__Objective__
Present every line in which the string "this" appears.

__Data provided__
● ● ● ● ●

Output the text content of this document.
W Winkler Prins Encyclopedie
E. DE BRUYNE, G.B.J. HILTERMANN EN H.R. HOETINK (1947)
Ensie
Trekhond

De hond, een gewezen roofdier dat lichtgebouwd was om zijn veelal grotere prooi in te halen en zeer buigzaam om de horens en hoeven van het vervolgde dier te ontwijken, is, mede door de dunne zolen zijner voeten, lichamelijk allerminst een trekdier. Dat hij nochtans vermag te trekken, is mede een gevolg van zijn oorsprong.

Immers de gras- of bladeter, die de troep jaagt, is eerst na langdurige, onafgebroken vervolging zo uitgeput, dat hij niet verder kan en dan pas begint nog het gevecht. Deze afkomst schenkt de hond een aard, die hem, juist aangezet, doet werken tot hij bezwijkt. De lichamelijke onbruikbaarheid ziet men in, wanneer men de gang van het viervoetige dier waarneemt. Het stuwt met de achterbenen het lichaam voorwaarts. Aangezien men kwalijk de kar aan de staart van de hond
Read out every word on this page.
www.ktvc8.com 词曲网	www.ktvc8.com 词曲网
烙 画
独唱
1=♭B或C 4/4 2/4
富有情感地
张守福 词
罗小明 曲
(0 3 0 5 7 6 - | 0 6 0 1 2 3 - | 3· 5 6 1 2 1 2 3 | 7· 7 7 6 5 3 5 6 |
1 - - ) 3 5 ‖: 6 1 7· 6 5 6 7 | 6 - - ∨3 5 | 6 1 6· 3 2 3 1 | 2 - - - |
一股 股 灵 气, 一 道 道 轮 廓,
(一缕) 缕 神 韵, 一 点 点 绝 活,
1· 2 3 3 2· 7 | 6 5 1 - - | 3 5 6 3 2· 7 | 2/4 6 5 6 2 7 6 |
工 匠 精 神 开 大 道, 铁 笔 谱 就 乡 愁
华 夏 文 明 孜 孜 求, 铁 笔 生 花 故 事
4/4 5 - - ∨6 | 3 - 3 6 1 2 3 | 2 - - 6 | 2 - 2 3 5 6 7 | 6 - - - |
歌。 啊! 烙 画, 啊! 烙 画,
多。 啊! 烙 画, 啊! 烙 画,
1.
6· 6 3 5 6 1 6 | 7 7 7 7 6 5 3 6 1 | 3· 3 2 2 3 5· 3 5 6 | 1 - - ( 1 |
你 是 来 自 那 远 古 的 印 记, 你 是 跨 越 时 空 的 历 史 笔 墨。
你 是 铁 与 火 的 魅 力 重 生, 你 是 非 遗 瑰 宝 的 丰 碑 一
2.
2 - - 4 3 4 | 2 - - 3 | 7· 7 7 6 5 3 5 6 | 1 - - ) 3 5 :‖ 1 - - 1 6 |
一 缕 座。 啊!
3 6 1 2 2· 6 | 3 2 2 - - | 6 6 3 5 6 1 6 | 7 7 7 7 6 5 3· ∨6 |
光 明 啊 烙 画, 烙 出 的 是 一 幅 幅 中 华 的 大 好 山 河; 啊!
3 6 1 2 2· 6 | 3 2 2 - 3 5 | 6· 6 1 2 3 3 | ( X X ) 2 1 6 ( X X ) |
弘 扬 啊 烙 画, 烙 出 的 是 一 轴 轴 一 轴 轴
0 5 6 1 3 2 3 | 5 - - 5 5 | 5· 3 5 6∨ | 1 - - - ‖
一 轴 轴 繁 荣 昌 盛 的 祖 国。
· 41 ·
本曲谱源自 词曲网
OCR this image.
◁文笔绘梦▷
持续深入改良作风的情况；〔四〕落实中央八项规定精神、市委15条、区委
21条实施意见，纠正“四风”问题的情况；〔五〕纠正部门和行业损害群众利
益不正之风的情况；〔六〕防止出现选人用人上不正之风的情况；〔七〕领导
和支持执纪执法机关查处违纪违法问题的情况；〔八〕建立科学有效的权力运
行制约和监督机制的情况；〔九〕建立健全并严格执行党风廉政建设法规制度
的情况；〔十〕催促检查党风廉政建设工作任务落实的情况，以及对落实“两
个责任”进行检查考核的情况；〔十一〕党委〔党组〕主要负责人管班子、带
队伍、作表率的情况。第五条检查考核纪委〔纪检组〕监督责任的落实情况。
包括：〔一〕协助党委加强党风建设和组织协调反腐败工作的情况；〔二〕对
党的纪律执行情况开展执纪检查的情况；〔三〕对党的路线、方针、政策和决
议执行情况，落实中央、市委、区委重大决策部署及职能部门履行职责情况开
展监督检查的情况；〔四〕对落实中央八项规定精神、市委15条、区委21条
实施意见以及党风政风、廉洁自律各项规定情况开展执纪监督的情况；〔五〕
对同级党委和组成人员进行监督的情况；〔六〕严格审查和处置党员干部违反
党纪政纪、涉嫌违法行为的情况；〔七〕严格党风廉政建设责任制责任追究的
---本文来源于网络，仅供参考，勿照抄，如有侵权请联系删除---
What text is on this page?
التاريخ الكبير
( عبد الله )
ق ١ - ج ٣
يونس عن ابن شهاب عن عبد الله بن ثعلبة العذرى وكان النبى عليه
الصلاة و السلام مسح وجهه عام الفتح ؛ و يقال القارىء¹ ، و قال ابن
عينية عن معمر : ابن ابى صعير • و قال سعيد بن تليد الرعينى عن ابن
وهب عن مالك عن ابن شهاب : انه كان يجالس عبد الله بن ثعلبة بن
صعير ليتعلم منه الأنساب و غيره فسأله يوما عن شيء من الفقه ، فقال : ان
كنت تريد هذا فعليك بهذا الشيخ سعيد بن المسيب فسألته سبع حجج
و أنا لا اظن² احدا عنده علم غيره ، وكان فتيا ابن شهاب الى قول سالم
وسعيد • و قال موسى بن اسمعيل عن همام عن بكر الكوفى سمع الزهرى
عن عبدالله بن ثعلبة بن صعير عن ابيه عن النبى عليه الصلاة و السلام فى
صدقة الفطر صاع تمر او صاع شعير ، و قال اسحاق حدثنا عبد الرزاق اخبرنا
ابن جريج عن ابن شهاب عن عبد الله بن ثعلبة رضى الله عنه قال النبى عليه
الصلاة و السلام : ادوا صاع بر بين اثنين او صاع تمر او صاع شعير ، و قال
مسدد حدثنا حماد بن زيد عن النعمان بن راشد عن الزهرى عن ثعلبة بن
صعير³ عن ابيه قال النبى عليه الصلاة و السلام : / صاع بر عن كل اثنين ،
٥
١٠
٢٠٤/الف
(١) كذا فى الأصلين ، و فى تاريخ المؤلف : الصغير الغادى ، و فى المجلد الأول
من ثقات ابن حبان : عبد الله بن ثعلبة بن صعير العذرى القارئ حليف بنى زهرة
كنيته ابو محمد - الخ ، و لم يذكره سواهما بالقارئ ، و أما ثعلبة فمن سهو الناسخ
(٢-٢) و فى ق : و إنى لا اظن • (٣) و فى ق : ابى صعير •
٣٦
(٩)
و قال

● ● ● ● ●

__Output__
Output the text content of this document.
Read out every word on this page.
OCR this image.
What text is on this page?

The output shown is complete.